> Task instructions: Filter these entries so that only lines with the word "people" remain.

> Record list:

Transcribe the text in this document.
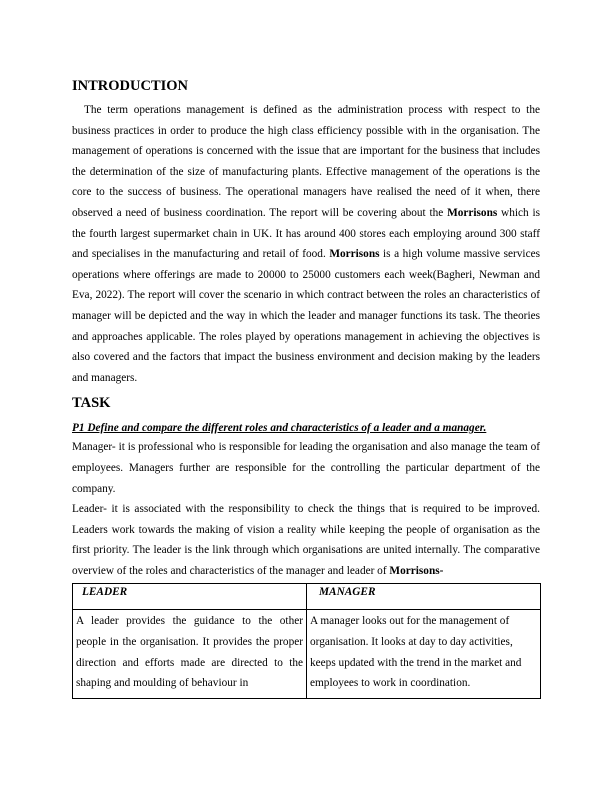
INTRODUCTION

The term operations management is defined as the administration process with respect to the business practices in order to produce the high class efficiency possible with in the organisation. The management of operations is concerned with the issue that are important for the business that includes the determination of the size of manufacturing plants. Effective management of the operations is the core to the success of business. The operational managers have realised the need of it when, there observed a need of business coordination. The report will be covering about the Morrisons which is the fourth largest supermarket chain in UK. It has around 400 stores each employing around 300 staff and specialises in the manufacturing and retail of food. Morrisons is a high volume massive services operations where offerings are made to 20000 to 25000 customers each week(Bagheri, Newman and Eva, 2022). The report will cover the scenario in which contract between the roles an characteristics of manager will be depicted and the way in which the leader and manager functions its task. The theories and approaches applicable. The roles played by operations management in achieving the objectives is also covered and the factors that impact the business environment and decision making by the leaders and managers.

TASK

P1 Define and compare the different roles and characteristics of a leader and a manager.

Manager- it is professional who is responsible for leading the organisation and also manage the team of employees. Managers further are responsible for the controlling the particular department of the company.

Leader- it is associated with the responsibility to check the things that is required to be improved. Leaders work towards the making of vision a reality while keeping the people of organisation as the first priority. The leader is the link through which organisations are united internally. The comparative overview of the roles and characteristics of the manager and leader of Morrisons-

LEADER	MANAGER

A leader provides the guidance to the other people in the organisation. It provides the proper direction and efforts made are directed to the shaping and moulding of behaviour in	A manager looks out for the management of organisation. It looks at day to day activities, keeps updated with the trend in the market and employees to work in coordination.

> Correct output:
Leader- it is associated with the responsibility to check the things that is required to be improved. Leaders work towards the making of vision a reality while keeping the people of organisation as the first priority. The leader is the link through which organisations are united internally. The comparative overview of the roles and characteristics of the manager and leader of Morrisons-
A leader provides the guidance to the other people in the organisation. It provides the proper direction and efforts made are directed to the shaping and moulding of behaviour in	A manager looks out for the management of organisation. It looks at day to day activities, keeps updated with the trend in the market and employees to work in coordination.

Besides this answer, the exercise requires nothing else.